### Exercise input ###

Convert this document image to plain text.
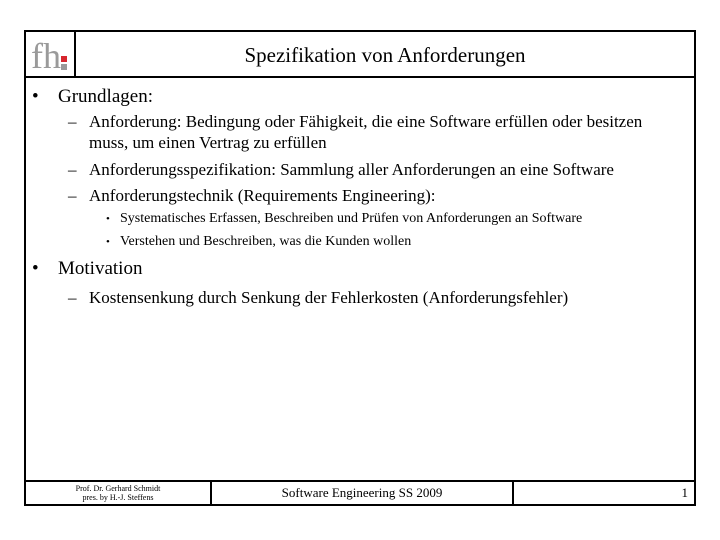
fh	Spezifikation von Anforderungen
• Grundlagen:
– Anforderung: Bedingung oder Fähigkeit, die eine Software erfüllen oder besitzen
muss, um einen Vertrag zu erfüllen
– Anforderungsspezifikation: Sammlung aller Anforderungen an eine Software
– Anforderungstechnik (Requirements Engineering):
• Systematisches Erfassen, Beschreiben und Prüfen von Anforderungen an Software
• Verstehen und Beschreiben, was die Kunden wollen
• Motivation
– Kostensenkung durch Senkung der Fehlerkosten (Anforderungsfehler)
Prof. Dr. Gerhard Schmidt
pres. by H.-J. Steffens	Software Engineering SS 2009	1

###

Retype everything in the material word for word, minus pictures.

▶ Completed exercise:
Convert this document image to plain text.
fh	Spezifikation von Anforderungen
• Grundlagen:
– Anforderung: Bedingung oder Fähigkeit, die eine Software erfüllen oder besitzen
muss, um einen Vertrag zu erfüllen
– Anforderungsspezifikation: Sammlung aller Anforderungen an eine Software
– Anforderungstechnik (Requirements Engineering):
• Systematisches Erfassen, Beschreiben und Prüfen von Anforderungen an Software
• Verstehen und Beschreiben, was die Kunden wollen
• Motivation
– Kostensenkung durch Senkung der Fehlerkosten (Anforderungsfehler)
Prof. Dr. Gerhard Schmidt
pres. by H.-J. Steffens	Software Engineering SS 2009	1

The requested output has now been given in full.